>> BEGIN

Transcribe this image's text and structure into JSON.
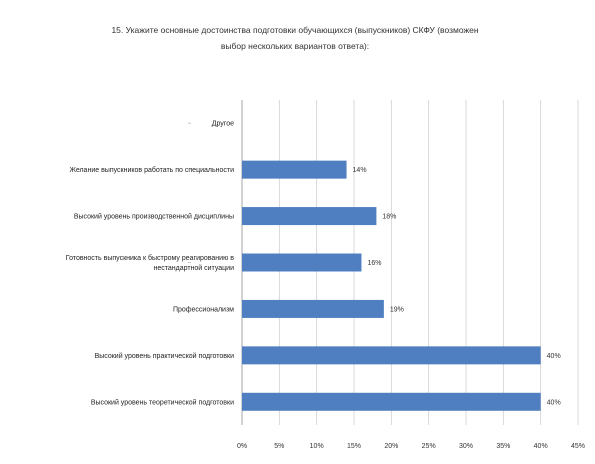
{
  "chart_data": {
    "type": "bar",
    "orientation": "horizontal",
    "title_line1": "15. Укажите основные достоинства подготовки обучающихся (выпускников) СКФУ (возможен",
    "title_line2": "выбор нескольких вариантов ответа):",
    "categories": [
      "Другое",
      "Желание выпускников работать по специальности",
      "Высокий уровень производственной дисциплины",
      [
        "Готовность выпускника к быстрому реагированию в",
        "нестандартной ситуации"
      ],
      "Профессионализм",
      "Высокий уровень практической подготовки",
      "Высокий уровень теоретической подготовки"
    ],
    "values": [
      0,
      14,
      18,
      16,
      19,
      40,
      40
    ],
    "data_labels": [
      "",
      "14%",
      "18%",
      "16%",
      "19%",
      "40%",
      "40%"
    ],
    "xlim": [
      0,
      45
    ],
    "xticks": [
      "0%",
      "5%",
      "10%",
      "15%",
      "20%",
      "25%",
      "30%",
      "35%",
      "40%",
      "45%"
    ],
    "grid": "vertical",
    "bar_color": "#4f7fc0"
  }
}
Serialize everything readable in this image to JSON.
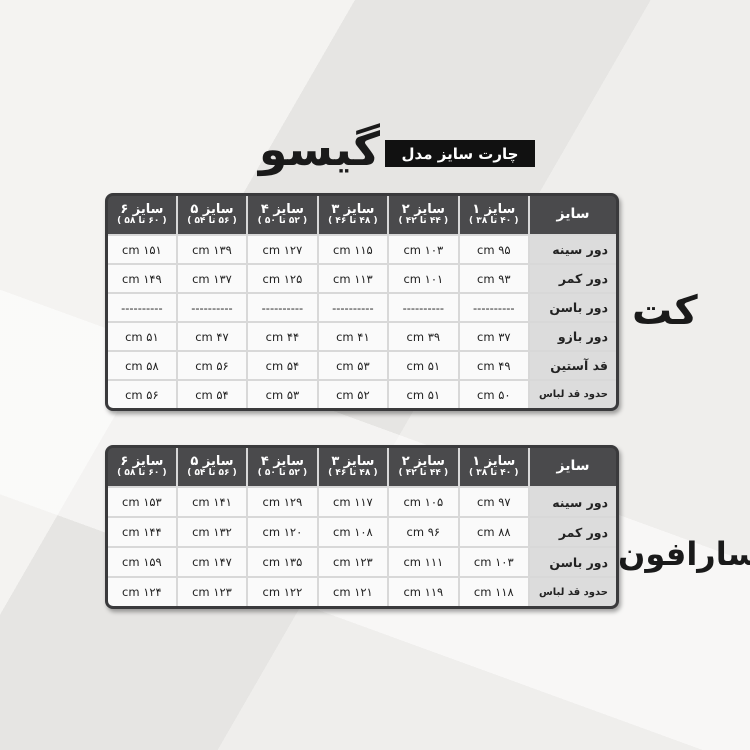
{
  "header": {
    "brand": "گیسو",
    "subtitle": "چارت سایز مدل"
  },
  "tables": [
    {
      "section_label": "کت",
      "corner": "سایز",
      "columns": [
        {
          "size": "سایز ۱",
          "range": "( ۴۰ تا ۳۸ )"
        },
        {
          "size": "سایز ۲",
          "range": "( ۴۴ تا ۴۲ )"
        },
        {
          "size": "سایز ۳",
          "range": "( ۴۸ تا ۴۶ )"
        },
        {
          "size": "سایز ۴",
          "range": "( ۵۲ تا ۵۰ )"
        },
        {
          "size": "سایز ۵",
          "range": "( ۵۶ تا ۵۴ )"
        },
        {
          "size": "سایز ۶",
          "range": "( ۶۰ تا ۵۸ )"
        }
      ],
      "rows": [
        {
          "label": "دور سینه",
          "values": [
            "۹۵ cm",
            "۱۰۳ cm",
            "۱۱۵ cm",
            "۱۲۷ cm",
            "۱۳۹ cm",
            "۱۵۱ cm"
          ]
        },
        {
          "label": "دور کمر",
          "values": [
            "۹۳ cm",
            "۱۰۱ cm",
            "۱۱۳ cm",
            "۱۲۵ cm",
            "۱۳۷ cm",
            "۱۴۹ cm"
          ]
        },
        {
          "label": "دور باسن",
          "values": [
            "----------",
            "----------",
            "----------",
            "----------",
            "----------",
            "----------"
          ]
        },
        {
          "label": "دور بازو",
          "values": [
            "۳۷ cm",
            "۳۹ cm",
            "۴۱ cm",
            "۴۴ cm",
            "۴۷ cm",
            "۵۱ cm"
          ]
        },
        {
          "label": "قد آستین",
          "values": [
            "۴۹ cm",
            "۵۱ cm",
            "۵۳ cm",
            "۵۴ cm",
            "۵۶ cm",
            "۵۸ cm"
          ]
        },
        {
          "label": "حدود قد لباس",
          "values": [
            "۵۰ cm",
            "۵۱ cm",
            "۵۲ cm",
            "۵۳ cm",
            "۵۴ cm",
            "۵۶ cm"
          ]
        }
      ]
    },
    {
      "section_label": "سارافون",
      "corner": "سایز",
      "columns": [
        {
          "size": "سایز ۱",
          "range": "( ۴۰ تا ۳۸ )"
        },
        {
          "size": "سایز ۲",
          "range": "( ۴۴ تا ۴۲ )"
        },
        {
          "size": "سایز ۳",
          "range": "( ۴۸ تا ۴۶ )"
        },
        {
          "size": "سایز ۴",
          "range": "( ۵۲ تا ۵۰ )"
        },
        {
          "size": "سایز ۵",
          "range": "( ۵۶ تا ۵۴ )"
        },
        {
          "size": "سایز ۶",
          "range": "( ۶۰ تا ۵۸ )"
        }
      ],
      "rows": [
        {
          "label": "دور سینه",
          "values": [
            "۹۷ cm",
            "۱۰۵ cm",
            "۱۱۷ cm",
            "۱۲۹ cm",
            "۱۴۱ cm",
            "۱۵۳ cm"
          ]
        },
        {
          "label": "دور کمر",
          "values": [
            "۸۸ cm",
            "۹۶ cm",
            "۱۰۸ cm",
            "۱۲۰ cm",
            "۱۳۲ cm",
            "۱۴۴ cm"
          ]
        },
        {
          "label": "دور باسن",
          "values": [
            "۱۰۳ cm",
            "۱۱۱ cm",
            "۱۲۳ cm",
            "۱۳۵ cm",
            "۱۴۷ cm",
            "۱۵۹ cm"
          ]
        },
        {
          "label": "حدود قد لباس",
          "values": [
            "۱۱۸ cm",
            "۱۱۹ cm",
            "۱۲۱ cm",
            "۱۲۲ cm",
            "۱۲۳ cm",
            "۱۲۴ cm"
          ]
        }
      ]
    }
  ]
}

>> END

▶ _Task prompt_
Reproduce the entries above exactly. Do not include the images.

▶ _Output for this task_
Transcribe this image's text and structure into JSON.
{
  "chart_data": {
    "type": "bar",
    "orientation": "horizontal",
    "title_line1": "15. Укажите основные достоинства подготовки обучающихся (выпускников) СКФУ (возможен",
    "title_line2": "выбор нескольких вариантов ответа):",
    "categories": [
      "Другое",
      "Желание выпускников работать по специальности",
      "Высокий уровень производственной дисциплины",
      [
        "Готовность выпускника к быстрому реагированию в",
        "нестандартной ситуации"
      ],
      "Профессионализм",
      "Высокий уровень практической подготовки",
      "Высокий уровень теоретической подготовки"
    ],
    "values": [
      0,
      14,
      18,
      16,
      19,
      40,
      40
    ],
    "data_labels": [
      "",
      "14%",
      "18%",
      "16%",
      "19%",
      "40%",
      "40%"
    ],
    "xlim": [
      0,
      45
    ],
    "xticks": [
      "0%",
      "5%",
      "10%",
      "15%",
      "20%",
      "25%",
      "30%",
      "35%",
      "40%",
      "45%"
    ],
    "grid": "vertical",
    "bar_color": "#4f7fc0"
  }
}
Serialize everything readable in this image to JSON.
{
  "header": {
    "brand": "گیسو",
    "subtitle": "چارت سایز مدل"
  },
  "tables": [
    {
      "section_label": "کت",
      "corner": "سایز",
      "columns": [
        {
          "size": "سایز ۱",
          "range": "( ۴۰ تا ۳۸ )"
        },
        {
          "size": "سایز ۲",
          "range": "( ۴۴ تا ۴۲ )"
        },
        {
          "size": "سایز ۳",
          "range": "( ۴۸ تا ۴۶ )"
        },
        {
          "size": "سایز ۴",
          "range": "( ۵۲ تا ۵۰ )"
        },
        {
          "size": "سایز ۵",
          "range": "( ۵۶ تا ۵۴ )"
        },
        {
          "size": "سایز ۶",
          "range": "( ۶۰ تا ۵۸ )"
        }
      ],
      "rows": [
        {
          "label": "دور سینه",
          "values": [
            "۹۵ cm",
            "۱۰۳ cm",
            "۱۱۵ cm",
            "۱۲۷ cm",
            "۱۳۹ cm",
            "۱۵۱ cm"
          ]
        },
        {
          "label": "دور کمر",
          "values": [
            "۹۳ cm",
            "۱۰۱ cm",
            "۱۱۳ cm",
            "۱۲۵ cm",
            "۱۳۷ cm",
            "۱۴۹ cm"
          ]
        },
        {
          "label": "دور باسن",
          "values": [
            "----------",
            "----------",
            "----------",
            "----------",
            "----------",
            "----------"
          ]
        },
        {
          "label": "دور بازو",
          "values": [
            "۳۷ cm",
            "۳۹ cm",
            "۴۱ cm",
            "۴۴ cm",
            "۴۷ cm",
            "۵۱ cm"
          ]
        },
        {
          "label": "قد آستین",
          "values": [
            "۴۹ cm",
            "۵۱ cm",
            "۵۳ cm",
            "۵۴ cm",
            "۵۶ cm",
            "۵۸ cm"
          ]
        },
        {
          "label": "حدود قد لباس",
          "values": [
            "۵۰ cm",
            "۵۱ cm",
            "۵۲ cm",
            "۵۳ cm",
            "۵۴ cm",
            "۵۶ cm"
          ]
        }
      ]
    },
    {
      "section_label": "سارافون",
      "corner": "سایز",
      "columns": [
        {
          "size": "سایز ۱",
          "range": "( ۴۰ تا ۳۸ )"
        },
        {
          "size": "سایز ۲",
          "range": "( ۴۴ تا ۴۲ )"
        },
        {
          "size": "سایز ۳",
          "range": "( ۴۸ تا ۴۶ )"
        },
        {
          "size": "سایز ۴",
          "range": "( ۵۲ تا ۵۰ )"
        },
        {
          "size": "سایز ۵",
          "range": "( ۵۶ تا ۵۴ )"
        },
        {
          "size": "سایز ۶",
          "range": "( ۶۰ تا ۵۸ )"
        }
      ],
      "rows": [
        {
          "label": "دور سینه",
          "values": [
            "۹۷ cm",
            "۱۰۵ cm",
            "۱۱۷ cm",
            "۱۲۹ cm",
            "۱۴۱ cm",
            "۱۵۳ cm"
          ]
        },
        {
          "label": "دور کمر",
          "values": [
            "۸۸ cm",
            "۹۶ cm",
            "۱۰۸ cm",
            "۱۲۰ cm",
            "۱۳۲ cm",
            "۱۴۴ cm"
          ]
        },
        {
          "label": "دور باسن",
          "values": [
            "۱۰۳ cm",
            "۱۱۱ cm",
            "۱۲۳ cm",
            "۱۳۵ cm",
            "۱۴۷ cm",
            "۱۵۹ cm"
          ]
        },
        {
          "label": "حدود قد لباس",
          "values": [
            "۱۱۸ cm",
            "۱۱۹ cm",
            "۱۲۱ cm",
            "۱۲۲ cm",
            "۱۲۳ cm",
            "۱۲۴ cm"
          ]
        }
      ]
    }
  ]
}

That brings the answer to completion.